#### DO THIS
Copy the listing below in full and skip every picture.

#### SUPPLIED INFORMATION
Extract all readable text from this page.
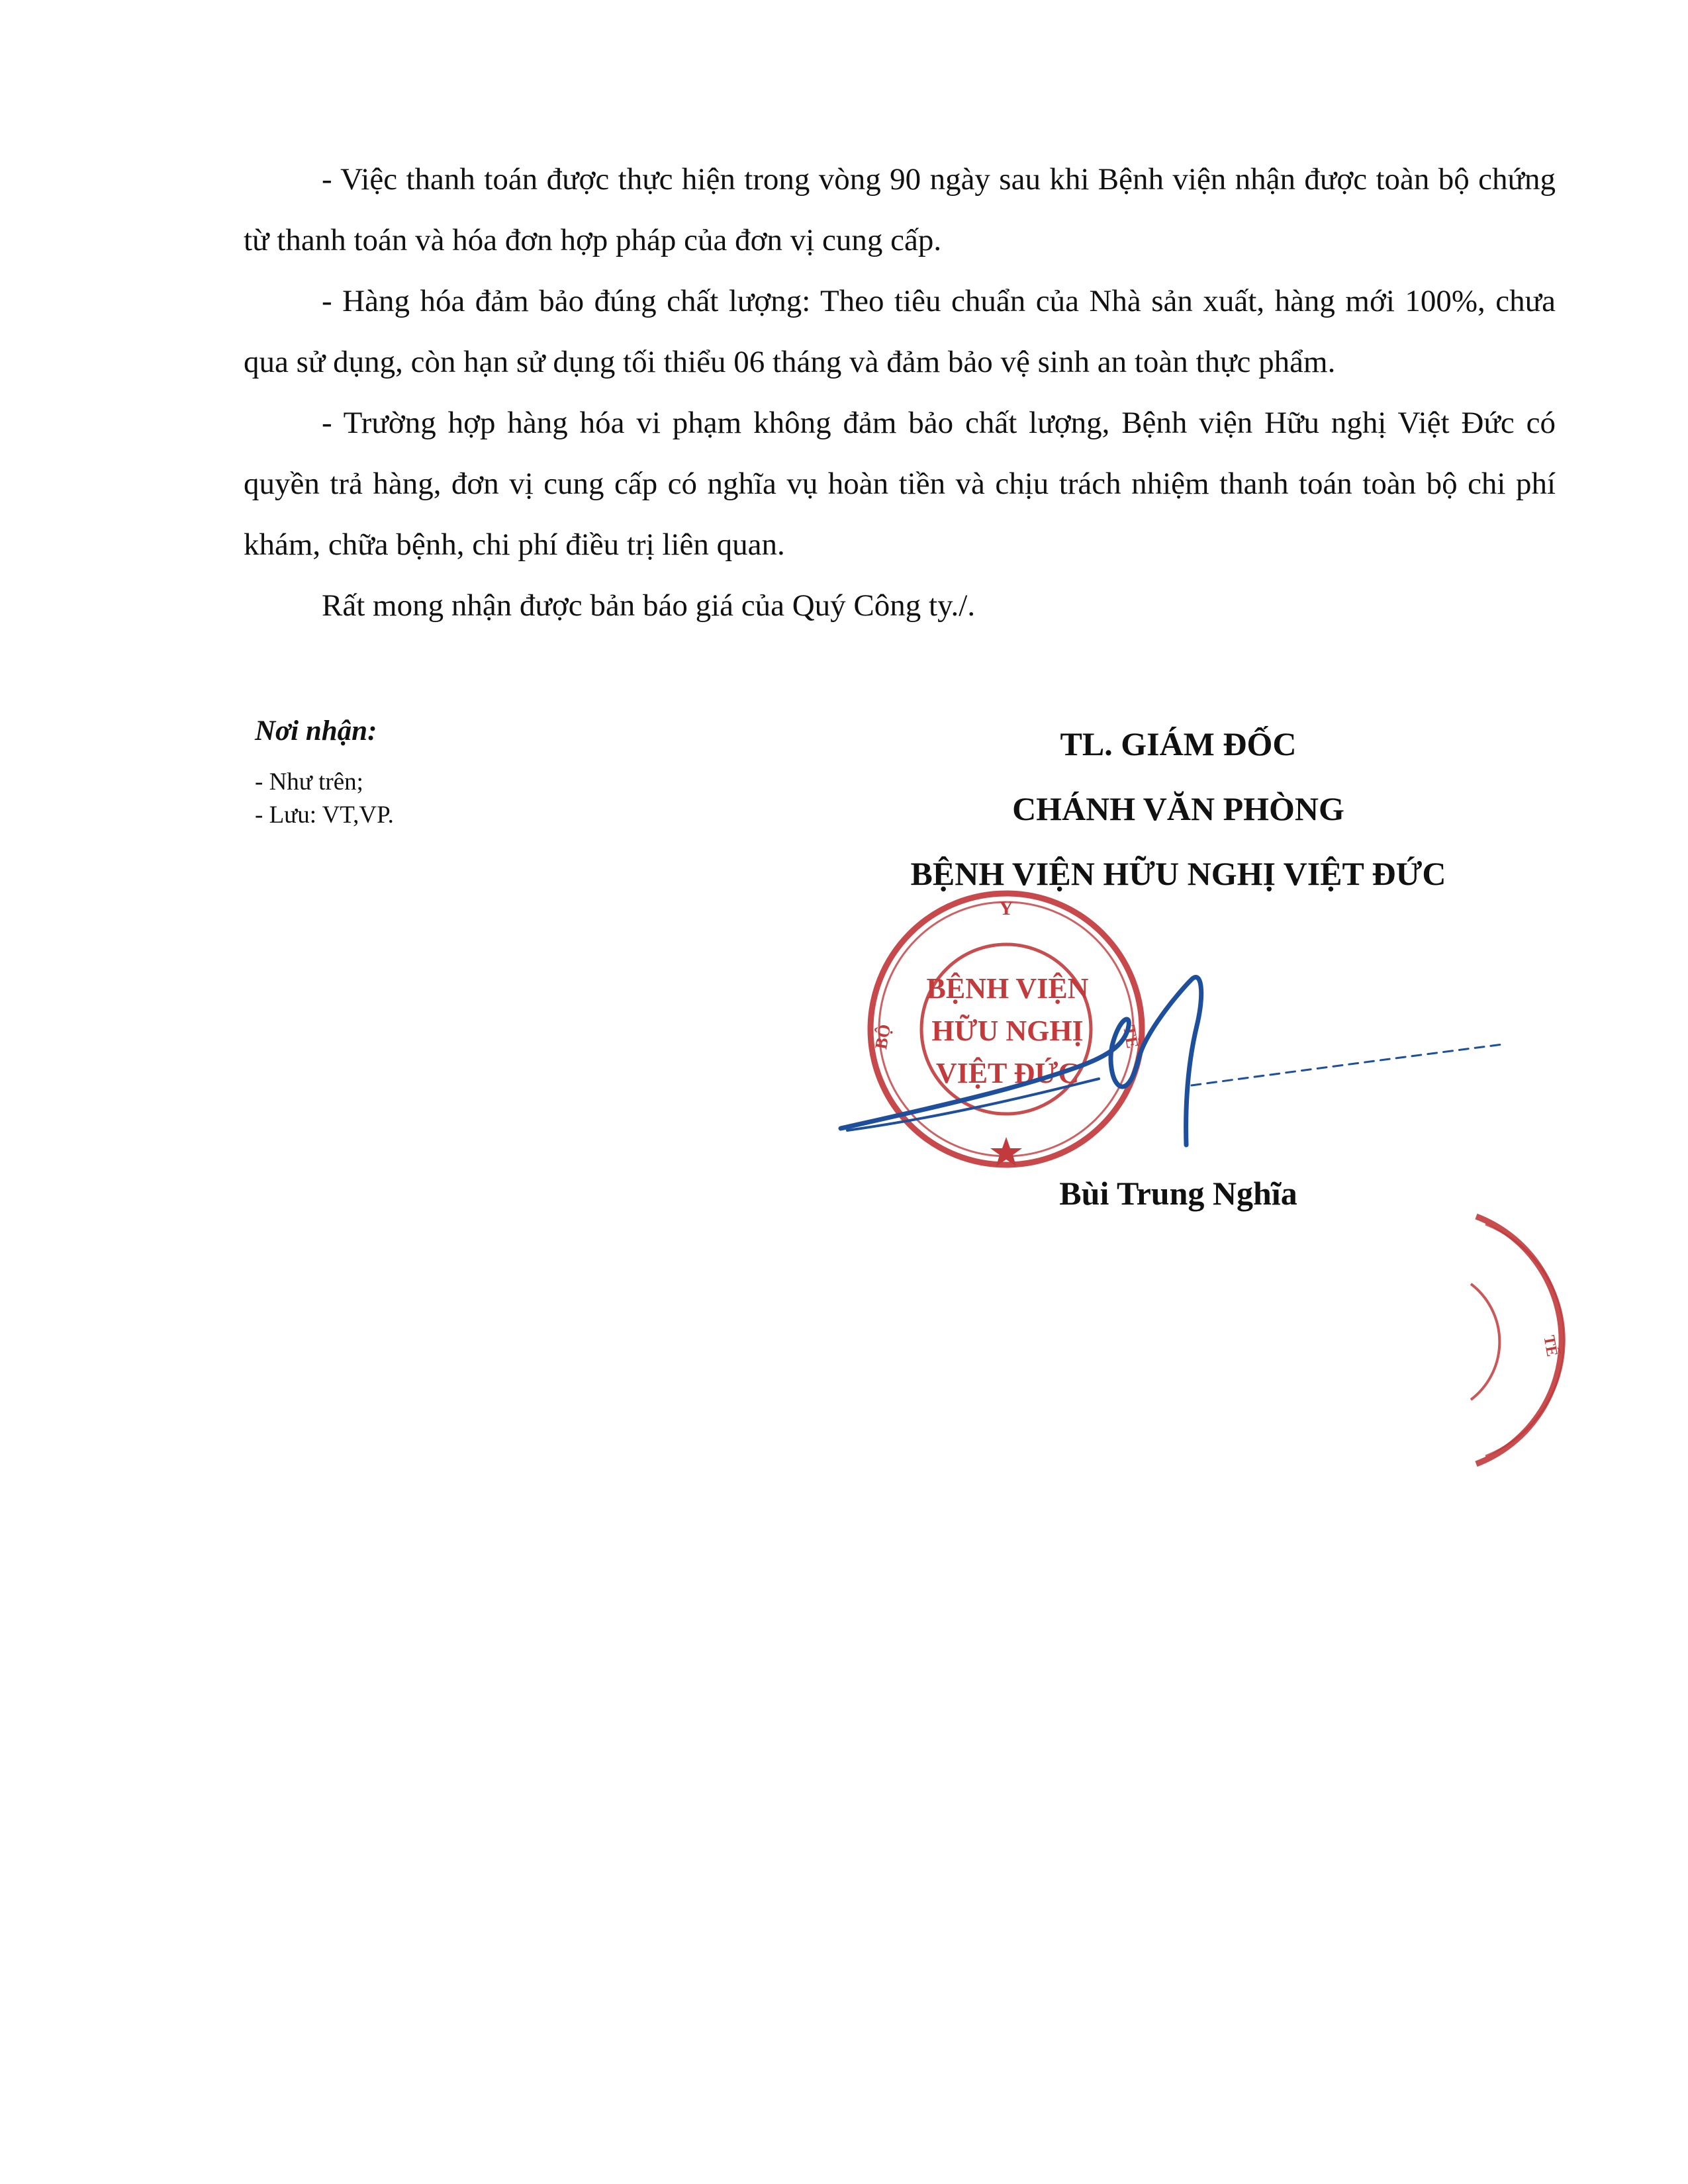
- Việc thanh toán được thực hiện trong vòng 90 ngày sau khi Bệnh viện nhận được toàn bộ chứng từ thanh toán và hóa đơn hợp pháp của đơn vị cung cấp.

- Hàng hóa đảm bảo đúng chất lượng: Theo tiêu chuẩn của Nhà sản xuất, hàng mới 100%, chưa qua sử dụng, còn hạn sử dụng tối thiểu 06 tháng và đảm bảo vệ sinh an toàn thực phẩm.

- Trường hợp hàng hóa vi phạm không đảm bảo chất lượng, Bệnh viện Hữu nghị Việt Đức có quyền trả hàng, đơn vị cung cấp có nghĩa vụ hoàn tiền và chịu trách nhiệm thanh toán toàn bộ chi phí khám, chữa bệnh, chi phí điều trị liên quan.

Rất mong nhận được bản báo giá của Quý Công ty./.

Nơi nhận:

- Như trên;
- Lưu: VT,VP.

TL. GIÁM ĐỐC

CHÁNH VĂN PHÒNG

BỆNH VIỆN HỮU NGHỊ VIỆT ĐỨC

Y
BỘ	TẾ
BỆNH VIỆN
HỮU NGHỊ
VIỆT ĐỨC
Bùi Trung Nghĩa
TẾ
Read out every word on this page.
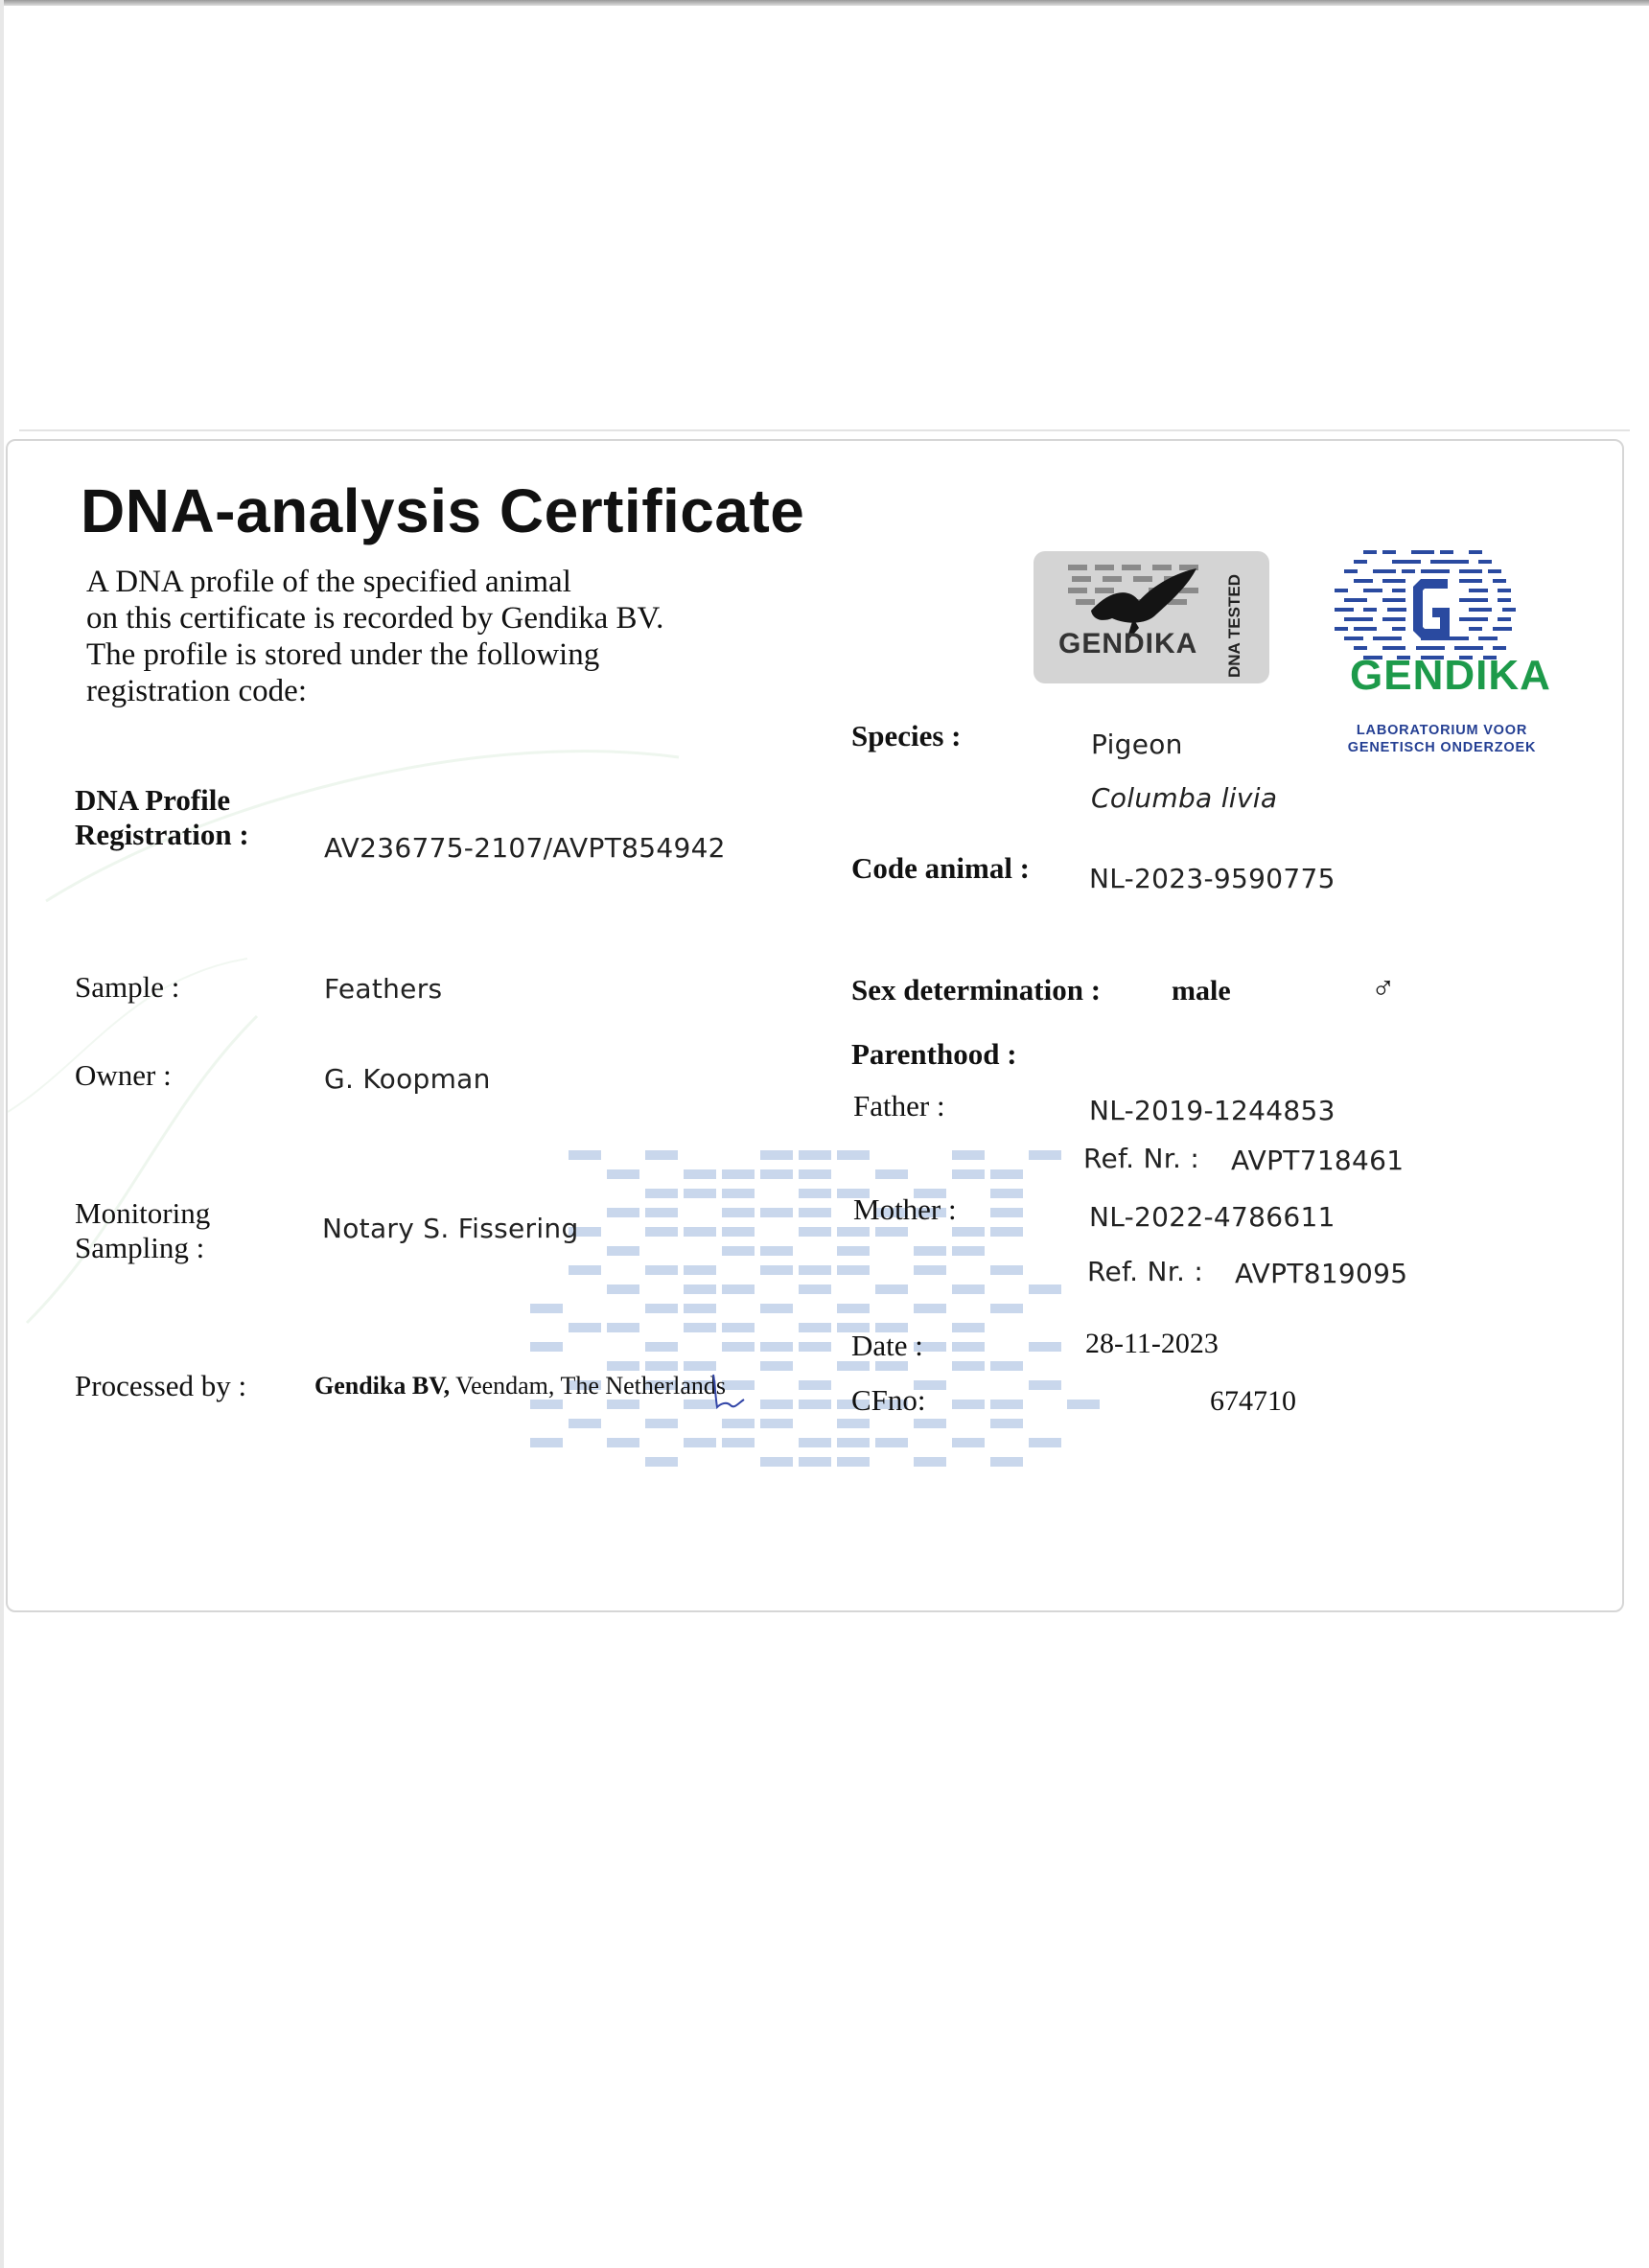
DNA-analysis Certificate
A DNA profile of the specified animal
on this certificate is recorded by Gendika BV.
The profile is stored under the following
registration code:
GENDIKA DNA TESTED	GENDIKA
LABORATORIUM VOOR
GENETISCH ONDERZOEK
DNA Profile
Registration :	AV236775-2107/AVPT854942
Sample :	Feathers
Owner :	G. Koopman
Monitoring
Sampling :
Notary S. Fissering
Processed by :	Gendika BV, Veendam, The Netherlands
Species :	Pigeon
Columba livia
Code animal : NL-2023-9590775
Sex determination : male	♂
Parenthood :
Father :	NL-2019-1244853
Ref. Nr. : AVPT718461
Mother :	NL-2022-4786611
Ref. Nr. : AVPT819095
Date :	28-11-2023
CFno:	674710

#### EXERCISE RESULT
Extract all readable text from this page.
- Việc thanh toán được thực hiện trong vòng 90 ngày sau khi Bệnh viện nhận được toàn bộ chứng từ thanh toán và hóa đơn hợp pháp của đơn vị cung cấp.

- Hàng hóa đảm bảo đúng chất lượng: Theo tiêu chuẩn của Nhà sản xuất, hàng mới 100%, chưa qua sử dụng, còn hạn sử dụng tối thiểu 06 tháng và đảm bảo vệ sinh an toàn thực phẩm.

- Trường hợp hàng hóa vi phạm không đảm bảo chất lượng, Bệnh viện Hữu nghị Việt Đức có quyền trả hàng, đơn vị cung cấp có nghĩa vụ hoàn tiền và chịu trách nhiệm thanh toán toàn bộ chi phí khám, chữa bệnh, chi phí điều trị liên quan.

Rất mong nhận được bản báo giá của Quý Công ty./.

Nơi nhận:

- Như trên;
- Lưu: VT,VP.

TL. GIÁM ĐỐC

CHÁNH VĂN PHÒNG

BỆNH VIỆN HỮU NGHỊ VIỆT ĐỨC

Y
BỘ	TẾ
BỆNH VIỆN
HỮU NGHỊ
VIỆT ĐỨC
Bùi Trung Nghĩa
TẾ
Read out every word on this page.
DNA-analysis Certificate
A DNA profile of the specified animal
on this certificate is recorded by Gendika BV.
The profile is stored under the following
registration code:
GENDIKA DNA TESTED	GENDIKA
LABORATORIUM VOOR
GENETISCH ONDERZOEK
DNA Profile
Registration :	AV236775-2107/AVPT854942
Sample :	Feathers
Owner :	G. Koopman
Monitoring
Sampling :
Notary S. Fissering
Processed by :	Gendika BV, Veendam, The Netherlands
Species :	Pigeon
Columba livia
Code animal : NL-2023-9590775
Sex determination : male	♂
Parenthood :
Father :	NL-2019-1244853
Ref. Nr. : AVPT718461
Mother :	NL-2022-4786611
Ref. Nr. : AVPT819095
Date :	28-11-2023
CFno:	674710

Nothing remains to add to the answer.